Job.
Reproduce the listing that follows with no differences at all.

[Data listing]
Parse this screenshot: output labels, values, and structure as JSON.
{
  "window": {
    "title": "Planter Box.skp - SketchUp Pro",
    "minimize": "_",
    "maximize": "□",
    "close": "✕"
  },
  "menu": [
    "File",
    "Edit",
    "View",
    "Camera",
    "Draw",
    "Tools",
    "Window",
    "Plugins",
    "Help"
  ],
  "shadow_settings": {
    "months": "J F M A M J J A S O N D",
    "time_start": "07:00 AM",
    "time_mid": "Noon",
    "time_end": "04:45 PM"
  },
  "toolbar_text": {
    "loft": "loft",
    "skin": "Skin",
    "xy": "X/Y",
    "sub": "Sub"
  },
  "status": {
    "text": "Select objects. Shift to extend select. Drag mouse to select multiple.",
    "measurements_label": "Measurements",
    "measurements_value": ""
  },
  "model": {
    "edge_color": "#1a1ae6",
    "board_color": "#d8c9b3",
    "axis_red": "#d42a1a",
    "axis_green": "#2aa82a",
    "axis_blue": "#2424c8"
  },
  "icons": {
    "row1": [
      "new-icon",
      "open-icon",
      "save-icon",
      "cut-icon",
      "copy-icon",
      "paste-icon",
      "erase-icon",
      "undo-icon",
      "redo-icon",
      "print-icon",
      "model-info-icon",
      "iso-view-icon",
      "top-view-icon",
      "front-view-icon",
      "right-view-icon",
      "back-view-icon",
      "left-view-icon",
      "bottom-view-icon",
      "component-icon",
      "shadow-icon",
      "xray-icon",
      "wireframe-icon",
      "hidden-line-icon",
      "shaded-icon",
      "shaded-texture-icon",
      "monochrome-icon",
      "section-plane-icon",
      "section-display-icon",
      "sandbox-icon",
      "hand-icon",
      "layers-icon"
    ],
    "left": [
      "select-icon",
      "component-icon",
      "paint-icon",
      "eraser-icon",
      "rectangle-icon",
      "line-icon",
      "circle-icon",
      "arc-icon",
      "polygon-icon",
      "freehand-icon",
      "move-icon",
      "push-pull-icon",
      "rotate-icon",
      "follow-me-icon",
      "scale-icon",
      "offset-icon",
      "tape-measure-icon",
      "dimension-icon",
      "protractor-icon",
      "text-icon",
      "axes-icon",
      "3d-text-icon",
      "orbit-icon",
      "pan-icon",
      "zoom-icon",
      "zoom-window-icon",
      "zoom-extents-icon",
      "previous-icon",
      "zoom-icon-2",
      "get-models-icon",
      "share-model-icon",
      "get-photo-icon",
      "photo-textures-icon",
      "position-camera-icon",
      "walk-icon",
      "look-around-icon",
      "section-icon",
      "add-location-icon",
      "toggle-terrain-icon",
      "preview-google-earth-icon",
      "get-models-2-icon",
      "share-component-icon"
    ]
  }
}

Exercise output.
Parse this screenshot: output labels, values, and structure as JSON.
{
  "window": {
    "title": "Planter Box.skp - SketchUp Pro",
    "minimize": "_",
    "maximize": "□",
    "close": "✕"
  },
  "menu": [
    "File",
    "Edit",
    "View",
    "Camera",
    "Draw",
    "Tools",
    "Window",
    "Plugins",
    "Help"
  ],
  "shadow_settings": {
    "months": "J F M A M J J A S O N D",
    "time_start": "07:00 AM",
    "time_mid": "Noon",
    "time_end": "04:45 PM"
  },
  "toolbar_text": {
    "loft": "loft",
    "skin": "Skin",
    "xy": "X/Y",
    "sub": "Sub"
  },
  "status": {
    "text": "Select objects. Shift to extend select. Drag mouse to select multiple.",
    "measurements_label": "Measurements",
    "measurements_value": ""
  },
  "model": {
    "edge_color": "#1a1ae6",
    "board_color": "#d8c9b3",
    "axis_red": "#d42a1a",
    "axis_green": "#2aa82a",
    "axis_blue": "#2424c8"
  },
  "icons": {
    "row1": [
      "new-icon",
      "open-icon",
      "save-icon",
      "cut-icon",
      "copy-icon",
      "paste-icon",
      "erase-icon",
      "undo-icon",
      "redo-icon",
      "print-icon",
      "model-info-icon",
      "iso-view-icon",
      "top-view-icon",
      "front-view-icon",
      "right-view-icon",
      "back-view-icon",
      "left-view-icon",
      "bottom-view-icon",
      "component-icon",
      "shadow-icon",
      "xray-icon",
      "wireframe-icon",
      "hidden-line-icon",
      "shaded-icon",
      "shaded-texture-icon",
      "monochrome-icon",
      "section-plane-icon",
      "section-display-icon",
      "sandbox-icon",
      "hand-icon",
      "layers-icon"
    ],
    "left": [
      "select-icon",
      "component-icon",
      "paint-icon",
      "eraser-icon",
      "rectangle-icon",
      "line-icon",
      "circle-icon",
      "arc-icon",
      "polygon-icon",
      "freehand-icon",
      "move-icon",
      "push-pull-icon",
      "rotate-icon",
      "follow-me-icon",
      "scale-icon",
      "offset-icon",
      "tape-measure-icon",
      "dimension-icon",
      "protractor-icon",
      "text-icon",
      "axes-icon",
      "3d-text-icon",
      "orbit-icon",
      "pan-icon",
      "zoom-icon",
      "zoom-window-icon",
      "zoom-extents-icon",
      "previous-icon",
      "zoom-icon-2",
      "get-models-icon",
      "share-model-icon",
      "get-photo-icon",
      "photo-textures-icon",
      "position-camera-icon",
      "walk-icon",
      "look-around-icon",
      "section-icon",
      "add-location-icon",
      "toggle-terrain-icon",
      "preview-google-earth-icon",
      "get-models-2-icon",
      "share-component-icon"
    ]
  }
}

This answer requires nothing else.